### Task details
Your task is to gather the lines below that hold the string "Street".

[Records]
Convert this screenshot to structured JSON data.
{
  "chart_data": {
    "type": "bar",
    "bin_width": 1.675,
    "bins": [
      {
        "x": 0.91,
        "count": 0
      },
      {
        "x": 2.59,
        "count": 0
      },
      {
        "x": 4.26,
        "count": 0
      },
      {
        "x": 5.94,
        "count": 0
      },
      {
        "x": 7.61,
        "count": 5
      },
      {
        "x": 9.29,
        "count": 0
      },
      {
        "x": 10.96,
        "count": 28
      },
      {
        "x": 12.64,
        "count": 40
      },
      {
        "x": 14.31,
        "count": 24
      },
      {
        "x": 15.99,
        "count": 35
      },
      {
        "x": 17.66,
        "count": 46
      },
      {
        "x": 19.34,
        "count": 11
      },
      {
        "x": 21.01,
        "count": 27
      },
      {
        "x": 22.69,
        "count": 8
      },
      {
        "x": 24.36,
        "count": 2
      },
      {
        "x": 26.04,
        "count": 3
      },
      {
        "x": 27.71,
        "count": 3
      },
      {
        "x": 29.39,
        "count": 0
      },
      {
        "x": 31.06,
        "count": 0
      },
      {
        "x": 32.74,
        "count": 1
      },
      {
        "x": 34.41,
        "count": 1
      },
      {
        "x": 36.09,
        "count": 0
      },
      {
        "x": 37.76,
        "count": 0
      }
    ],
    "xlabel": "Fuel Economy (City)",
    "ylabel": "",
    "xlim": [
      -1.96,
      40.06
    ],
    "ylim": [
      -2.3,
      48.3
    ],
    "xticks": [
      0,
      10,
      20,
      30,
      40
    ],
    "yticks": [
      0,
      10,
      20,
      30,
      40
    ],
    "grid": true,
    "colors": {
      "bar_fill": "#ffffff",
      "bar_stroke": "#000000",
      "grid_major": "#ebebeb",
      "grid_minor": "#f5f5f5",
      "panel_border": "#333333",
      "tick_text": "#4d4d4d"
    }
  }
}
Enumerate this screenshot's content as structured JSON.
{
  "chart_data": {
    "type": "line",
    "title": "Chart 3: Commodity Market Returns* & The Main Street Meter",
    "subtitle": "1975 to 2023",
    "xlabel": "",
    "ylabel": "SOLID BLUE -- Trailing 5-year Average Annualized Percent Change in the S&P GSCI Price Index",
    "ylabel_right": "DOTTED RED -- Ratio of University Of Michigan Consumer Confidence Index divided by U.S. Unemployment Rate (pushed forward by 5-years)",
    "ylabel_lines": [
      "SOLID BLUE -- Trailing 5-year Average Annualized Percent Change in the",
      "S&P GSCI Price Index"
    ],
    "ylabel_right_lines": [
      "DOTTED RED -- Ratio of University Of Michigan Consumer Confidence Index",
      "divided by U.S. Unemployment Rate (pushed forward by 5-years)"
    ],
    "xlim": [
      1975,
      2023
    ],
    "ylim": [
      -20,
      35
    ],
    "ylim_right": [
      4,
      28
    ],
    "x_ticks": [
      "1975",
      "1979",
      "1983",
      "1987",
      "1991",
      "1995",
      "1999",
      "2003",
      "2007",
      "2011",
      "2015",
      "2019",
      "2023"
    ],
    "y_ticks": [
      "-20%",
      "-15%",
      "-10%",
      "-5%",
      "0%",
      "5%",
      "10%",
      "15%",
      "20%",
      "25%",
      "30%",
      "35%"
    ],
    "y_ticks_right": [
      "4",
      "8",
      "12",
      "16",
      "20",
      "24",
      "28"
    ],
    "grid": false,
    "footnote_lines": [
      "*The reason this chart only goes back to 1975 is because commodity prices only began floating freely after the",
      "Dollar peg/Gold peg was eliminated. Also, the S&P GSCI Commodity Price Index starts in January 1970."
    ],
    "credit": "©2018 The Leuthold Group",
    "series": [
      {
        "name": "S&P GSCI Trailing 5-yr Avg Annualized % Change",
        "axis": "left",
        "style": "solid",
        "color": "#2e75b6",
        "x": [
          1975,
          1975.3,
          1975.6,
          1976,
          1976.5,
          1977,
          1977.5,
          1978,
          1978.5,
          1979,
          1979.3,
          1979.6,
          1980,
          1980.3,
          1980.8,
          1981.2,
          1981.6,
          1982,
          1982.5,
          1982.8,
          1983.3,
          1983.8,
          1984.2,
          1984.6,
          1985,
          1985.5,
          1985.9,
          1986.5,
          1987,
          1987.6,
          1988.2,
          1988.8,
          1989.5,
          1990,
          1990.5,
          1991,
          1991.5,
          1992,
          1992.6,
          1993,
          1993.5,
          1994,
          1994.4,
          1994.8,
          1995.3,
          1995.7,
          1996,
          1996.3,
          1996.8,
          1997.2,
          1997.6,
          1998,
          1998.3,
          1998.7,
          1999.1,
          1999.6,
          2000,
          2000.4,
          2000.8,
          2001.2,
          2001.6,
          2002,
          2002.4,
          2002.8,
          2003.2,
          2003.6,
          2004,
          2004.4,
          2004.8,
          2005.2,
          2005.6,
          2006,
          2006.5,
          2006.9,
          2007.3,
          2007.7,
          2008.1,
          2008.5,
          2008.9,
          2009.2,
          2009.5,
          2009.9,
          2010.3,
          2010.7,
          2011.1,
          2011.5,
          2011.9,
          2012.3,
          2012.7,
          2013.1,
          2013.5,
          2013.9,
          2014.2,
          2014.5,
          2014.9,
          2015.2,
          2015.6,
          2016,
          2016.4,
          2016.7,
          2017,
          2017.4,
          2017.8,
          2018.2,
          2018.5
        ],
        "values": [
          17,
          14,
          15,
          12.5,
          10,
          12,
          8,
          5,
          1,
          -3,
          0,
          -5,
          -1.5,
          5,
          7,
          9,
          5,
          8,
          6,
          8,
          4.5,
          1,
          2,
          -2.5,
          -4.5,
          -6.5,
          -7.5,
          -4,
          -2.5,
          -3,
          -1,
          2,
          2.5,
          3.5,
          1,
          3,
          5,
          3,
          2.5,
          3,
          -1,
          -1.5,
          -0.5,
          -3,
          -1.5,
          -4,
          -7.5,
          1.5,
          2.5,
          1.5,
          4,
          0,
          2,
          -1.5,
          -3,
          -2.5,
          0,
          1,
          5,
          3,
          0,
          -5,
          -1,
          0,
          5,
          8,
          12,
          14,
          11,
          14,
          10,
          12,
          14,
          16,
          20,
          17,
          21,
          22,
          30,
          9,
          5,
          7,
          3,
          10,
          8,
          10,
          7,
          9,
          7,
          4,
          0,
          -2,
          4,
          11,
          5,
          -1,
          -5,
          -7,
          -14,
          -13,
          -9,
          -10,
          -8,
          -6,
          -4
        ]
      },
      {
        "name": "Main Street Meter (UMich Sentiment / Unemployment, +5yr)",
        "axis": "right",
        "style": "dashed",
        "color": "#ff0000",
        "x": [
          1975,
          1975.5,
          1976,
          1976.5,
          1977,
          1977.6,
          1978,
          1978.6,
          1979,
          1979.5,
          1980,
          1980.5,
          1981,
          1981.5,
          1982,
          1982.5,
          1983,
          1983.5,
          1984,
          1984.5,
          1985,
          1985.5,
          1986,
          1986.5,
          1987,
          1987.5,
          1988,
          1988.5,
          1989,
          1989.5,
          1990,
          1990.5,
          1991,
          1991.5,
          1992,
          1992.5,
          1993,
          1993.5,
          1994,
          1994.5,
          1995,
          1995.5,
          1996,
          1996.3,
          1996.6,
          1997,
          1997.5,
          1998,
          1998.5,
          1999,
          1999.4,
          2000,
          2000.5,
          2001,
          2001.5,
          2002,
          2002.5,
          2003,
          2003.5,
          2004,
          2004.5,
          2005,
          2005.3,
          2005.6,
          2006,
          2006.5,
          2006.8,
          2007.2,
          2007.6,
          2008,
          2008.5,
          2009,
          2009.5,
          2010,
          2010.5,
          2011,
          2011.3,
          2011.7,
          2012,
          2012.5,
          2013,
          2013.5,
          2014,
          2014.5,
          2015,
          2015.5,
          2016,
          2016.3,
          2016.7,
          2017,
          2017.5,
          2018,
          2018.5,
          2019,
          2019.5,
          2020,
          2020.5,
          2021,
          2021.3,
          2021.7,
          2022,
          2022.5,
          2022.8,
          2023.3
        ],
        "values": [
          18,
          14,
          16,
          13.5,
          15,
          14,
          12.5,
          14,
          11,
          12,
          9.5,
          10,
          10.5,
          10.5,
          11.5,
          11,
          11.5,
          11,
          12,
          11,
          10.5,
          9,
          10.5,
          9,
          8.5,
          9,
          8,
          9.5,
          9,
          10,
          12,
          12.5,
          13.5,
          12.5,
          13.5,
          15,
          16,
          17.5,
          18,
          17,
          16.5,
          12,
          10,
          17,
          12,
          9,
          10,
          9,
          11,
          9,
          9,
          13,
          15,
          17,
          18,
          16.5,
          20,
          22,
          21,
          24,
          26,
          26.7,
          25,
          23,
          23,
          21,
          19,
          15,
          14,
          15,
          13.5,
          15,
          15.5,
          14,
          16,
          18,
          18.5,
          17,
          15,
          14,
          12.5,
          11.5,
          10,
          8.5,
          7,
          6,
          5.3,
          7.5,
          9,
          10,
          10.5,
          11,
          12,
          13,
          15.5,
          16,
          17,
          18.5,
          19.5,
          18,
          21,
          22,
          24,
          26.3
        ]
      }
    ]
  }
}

### In response
    "title": "Chart 3: Commodity Market Returns* & The Main Street Meter",
        "name": "Main Street Meter (UMich Sentiment / Unemployment, +5yr)",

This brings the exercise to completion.